→ **EXCERPTED TEXT**:
========================================

Thursday, May 26, 2011

Dependency...

...and Votes ------- Thomas Sowell
"Those who regard government "entitlement" programs as sacrosanct, and regard those who want to cut them back as calloused or cruel, picture a world very different from the world of reality.

"To listen to some of the defenders of entitlement programs, which are at the heart of the present financial crisis, you might think that anything the government fails to provide is something that people will be deprived of.

In other words, if you cut spending on school lunches, children will go hungry. If you fail to subsidize housing, people will be homeless. If you fail to subsidize prescription drugs, old people will have to eat dog food in order to be able to afford their meds.

"This is the vision promoted by many politicians and much of the media. But, in the world of reality, it is not even true for most people who are living below the official poverty line.

"Most Americans living below the official poverty line own a car or truck-- and government entitlement programs seldom provide cars and trucks. Most people living below the official poverty line also have air conditioning, color television and a microwave oven--and these too are not usually handed out by government entitlement programs.

"Cell phones and other electronic devices are by no means unheard of in low-income neighborhoods, where children would supposedly go hungry if there were no school lunch programs. In reality, low-income people are overweight even more often than other Americans.

========================================

→ **Document layout recognition data**:
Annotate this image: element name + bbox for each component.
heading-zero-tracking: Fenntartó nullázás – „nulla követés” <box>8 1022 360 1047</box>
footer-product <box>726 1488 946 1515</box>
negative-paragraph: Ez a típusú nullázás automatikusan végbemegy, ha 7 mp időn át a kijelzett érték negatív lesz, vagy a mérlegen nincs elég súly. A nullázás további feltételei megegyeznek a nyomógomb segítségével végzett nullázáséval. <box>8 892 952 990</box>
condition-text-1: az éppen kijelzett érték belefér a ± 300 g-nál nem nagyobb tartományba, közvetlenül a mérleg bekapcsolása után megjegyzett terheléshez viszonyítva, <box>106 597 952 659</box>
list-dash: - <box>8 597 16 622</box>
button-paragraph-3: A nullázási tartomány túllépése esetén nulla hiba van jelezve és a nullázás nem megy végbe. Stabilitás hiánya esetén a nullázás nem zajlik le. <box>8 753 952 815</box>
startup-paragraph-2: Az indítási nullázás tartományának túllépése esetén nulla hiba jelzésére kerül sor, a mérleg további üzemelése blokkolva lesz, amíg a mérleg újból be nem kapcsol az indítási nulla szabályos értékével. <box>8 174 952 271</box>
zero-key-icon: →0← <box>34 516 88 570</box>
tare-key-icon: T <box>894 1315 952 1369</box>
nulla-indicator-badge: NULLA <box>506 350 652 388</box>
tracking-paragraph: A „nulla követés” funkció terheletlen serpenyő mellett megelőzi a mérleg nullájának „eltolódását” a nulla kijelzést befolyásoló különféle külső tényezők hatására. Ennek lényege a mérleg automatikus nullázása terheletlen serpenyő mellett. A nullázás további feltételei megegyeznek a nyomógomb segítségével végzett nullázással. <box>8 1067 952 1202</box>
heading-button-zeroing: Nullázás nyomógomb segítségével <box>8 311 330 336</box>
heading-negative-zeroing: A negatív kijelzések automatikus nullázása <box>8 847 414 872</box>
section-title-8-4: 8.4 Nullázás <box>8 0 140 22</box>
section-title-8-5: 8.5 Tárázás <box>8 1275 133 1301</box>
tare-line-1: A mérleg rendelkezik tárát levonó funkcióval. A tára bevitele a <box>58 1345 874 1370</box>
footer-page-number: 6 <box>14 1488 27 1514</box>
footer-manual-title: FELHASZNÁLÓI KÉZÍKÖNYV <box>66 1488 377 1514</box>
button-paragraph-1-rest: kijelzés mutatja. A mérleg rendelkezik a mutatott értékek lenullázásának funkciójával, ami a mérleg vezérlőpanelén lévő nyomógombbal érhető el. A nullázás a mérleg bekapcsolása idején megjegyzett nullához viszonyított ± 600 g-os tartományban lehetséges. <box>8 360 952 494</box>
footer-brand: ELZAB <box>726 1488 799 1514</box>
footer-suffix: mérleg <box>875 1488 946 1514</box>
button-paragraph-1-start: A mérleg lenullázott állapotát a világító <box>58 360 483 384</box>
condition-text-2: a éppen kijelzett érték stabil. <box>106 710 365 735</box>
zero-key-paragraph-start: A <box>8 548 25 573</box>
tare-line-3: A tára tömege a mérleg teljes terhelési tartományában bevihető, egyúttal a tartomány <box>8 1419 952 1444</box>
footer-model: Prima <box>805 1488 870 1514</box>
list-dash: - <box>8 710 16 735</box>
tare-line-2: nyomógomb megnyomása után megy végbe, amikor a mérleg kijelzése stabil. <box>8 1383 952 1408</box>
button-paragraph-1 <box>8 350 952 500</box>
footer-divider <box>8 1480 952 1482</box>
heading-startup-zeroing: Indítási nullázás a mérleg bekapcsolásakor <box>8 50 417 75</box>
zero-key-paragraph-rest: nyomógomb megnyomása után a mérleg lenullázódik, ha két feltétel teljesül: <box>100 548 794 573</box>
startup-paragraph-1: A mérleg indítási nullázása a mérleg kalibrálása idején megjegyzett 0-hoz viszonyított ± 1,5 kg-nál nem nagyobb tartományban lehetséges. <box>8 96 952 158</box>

========================================

→ **QUESTIONS TO ANSWER**:
1: Please reproduce the piece on entitlement programs, starting at the words "In other words, if" and stopping after "government entitlement programs.".
2: Carry on the piece on entitlement programs from its last sentence.

→ **TASK-BY-TASK OUTPUTS**:
1:
In other words, if you cut spending on school lunches, children will go hungry. If you fail to subsidize housing, people will be homeless. If you fail to subsidize prescription drugs, old people will have to eat dog food in order to be able to afford their meds.

"This is the vision promoted by many politicians and much of the media. But, in the world of reality, it is not even true for most people who are living below the official poverty line.

"Most Americans living below the official poverty line own a car or truck-- and government entitlement programs seldom provide cars and trucks. Most people living below the official poverty line also have air conditioning, color television and a microwave oven--and these too are not usually handed out by government entitlement programs.

2:
"As for housing and homelessness, housing prices are higher and homelessness a bigger problem in places where there has been massive government intervention, such as liberal bastions like New York City and San Francisco. As for the elderly, 80 percent are homeowners. whose monthly housing costs are less than $400, including property taxes, utilities, and maintenance.

"The desperately poor elderly conjured up in political and media rhetoric are-- in the world of reality-- the wealthiest segment of the American population. The average wealth of older households is nearly three times the wealth of households headed by people in the 35 to 44-year-old bracket, and more than 15 times the wealth of households headed by someone under 35 years of age.

"If the wealthiest segment of the population cannot pay their own medical bills, who can? The country as a whole is not any richer because the government pays our medical bills-- with money that it takes from us."